**Goal of the exercise:** Seek out every line containing the word "Lernen", and copy each.
## begin
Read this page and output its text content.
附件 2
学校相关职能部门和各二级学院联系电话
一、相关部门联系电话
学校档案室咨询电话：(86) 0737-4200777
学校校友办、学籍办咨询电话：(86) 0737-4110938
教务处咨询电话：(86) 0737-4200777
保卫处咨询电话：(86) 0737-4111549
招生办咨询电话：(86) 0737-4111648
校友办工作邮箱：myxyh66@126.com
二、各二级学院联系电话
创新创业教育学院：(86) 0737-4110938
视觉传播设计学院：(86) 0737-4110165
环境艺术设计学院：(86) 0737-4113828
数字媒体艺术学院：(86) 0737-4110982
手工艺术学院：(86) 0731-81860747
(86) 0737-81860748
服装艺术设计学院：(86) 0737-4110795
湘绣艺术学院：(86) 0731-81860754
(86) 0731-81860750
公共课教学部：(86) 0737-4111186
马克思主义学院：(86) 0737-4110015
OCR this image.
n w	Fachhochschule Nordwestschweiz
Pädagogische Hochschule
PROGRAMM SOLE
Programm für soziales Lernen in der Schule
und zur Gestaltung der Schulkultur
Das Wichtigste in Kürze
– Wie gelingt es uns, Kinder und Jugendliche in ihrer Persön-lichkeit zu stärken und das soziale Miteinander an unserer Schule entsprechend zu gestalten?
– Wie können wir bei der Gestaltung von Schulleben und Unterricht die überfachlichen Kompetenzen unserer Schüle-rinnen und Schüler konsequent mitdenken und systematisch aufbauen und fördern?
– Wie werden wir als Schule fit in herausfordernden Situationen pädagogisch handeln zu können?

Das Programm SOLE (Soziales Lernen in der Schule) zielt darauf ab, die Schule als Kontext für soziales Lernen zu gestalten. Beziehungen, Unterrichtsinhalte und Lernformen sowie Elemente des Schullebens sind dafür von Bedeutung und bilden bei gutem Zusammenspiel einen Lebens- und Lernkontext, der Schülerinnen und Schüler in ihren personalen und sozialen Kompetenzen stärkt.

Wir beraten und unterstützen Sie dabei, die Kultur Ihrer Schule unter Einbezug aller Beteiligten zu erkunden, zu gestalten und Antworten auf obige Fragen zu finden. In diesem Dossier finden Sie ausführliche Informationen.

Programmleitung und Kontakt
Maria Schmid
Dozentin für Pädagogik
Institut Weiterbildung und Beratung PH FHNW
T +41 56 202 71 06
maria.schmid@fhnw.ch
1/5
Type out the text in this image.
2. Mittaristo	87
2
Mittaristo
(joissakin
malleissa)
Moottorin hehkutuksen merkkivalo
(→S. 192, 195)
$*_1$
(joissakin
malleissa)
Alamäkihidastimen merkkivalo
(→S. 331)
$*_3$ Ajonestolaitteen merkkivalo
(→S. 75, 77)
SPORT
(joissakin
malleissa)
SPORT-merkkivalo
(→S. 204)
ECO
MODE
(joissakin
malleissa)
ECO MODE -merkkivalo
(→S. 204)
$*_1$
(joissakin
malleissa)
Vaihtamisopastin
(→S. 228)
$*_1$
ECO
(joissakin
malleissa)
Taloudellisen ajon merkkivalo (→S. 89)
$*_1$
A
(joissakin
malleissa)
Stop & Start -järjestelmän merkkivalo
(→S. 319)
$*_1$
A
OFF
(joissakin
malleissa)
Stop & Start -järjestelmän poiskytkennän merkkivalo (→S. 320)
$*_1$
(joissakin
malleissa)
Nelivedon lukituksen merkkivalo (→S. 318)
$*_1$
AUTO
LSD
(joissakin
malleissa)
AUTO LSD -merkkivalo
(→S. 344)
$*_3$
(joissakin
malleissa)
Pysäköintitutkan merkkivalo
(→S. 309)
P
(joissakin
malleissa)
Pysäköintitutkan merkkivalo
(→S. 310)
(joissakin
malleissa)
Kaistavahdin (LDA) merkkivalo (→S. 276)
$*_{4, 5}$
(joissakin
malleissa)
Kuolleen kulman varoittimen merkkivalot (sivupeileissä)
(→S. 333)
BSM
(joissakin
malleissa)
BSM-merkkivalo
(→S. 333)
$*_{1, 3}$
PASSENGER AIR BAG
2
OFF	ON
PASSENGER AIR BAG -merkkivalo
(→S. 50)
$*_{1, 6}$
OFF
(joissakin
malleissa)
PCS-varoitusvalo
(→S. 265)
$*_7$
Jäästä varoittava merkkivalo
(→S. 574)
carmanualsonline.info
## end
**Response to the task:**
Programm für soziales Lernen in der Schule
Das Programm SOLE (Soziales Lernen in der Schule) zielt darauf ab, die Schule als Kontext für soziales Lernen zu gestalten. Beziehungen, Unterrichtsinhalte und Lernformen sowie Elemente des Schullebens sind dafür von Bedeutung und bilden bei gutem Zusammenspiel einen Lebens- und Lernkontext, der Schülerinnen und Schüler in ihren personalen und sozialen Kompetenzen stärkt.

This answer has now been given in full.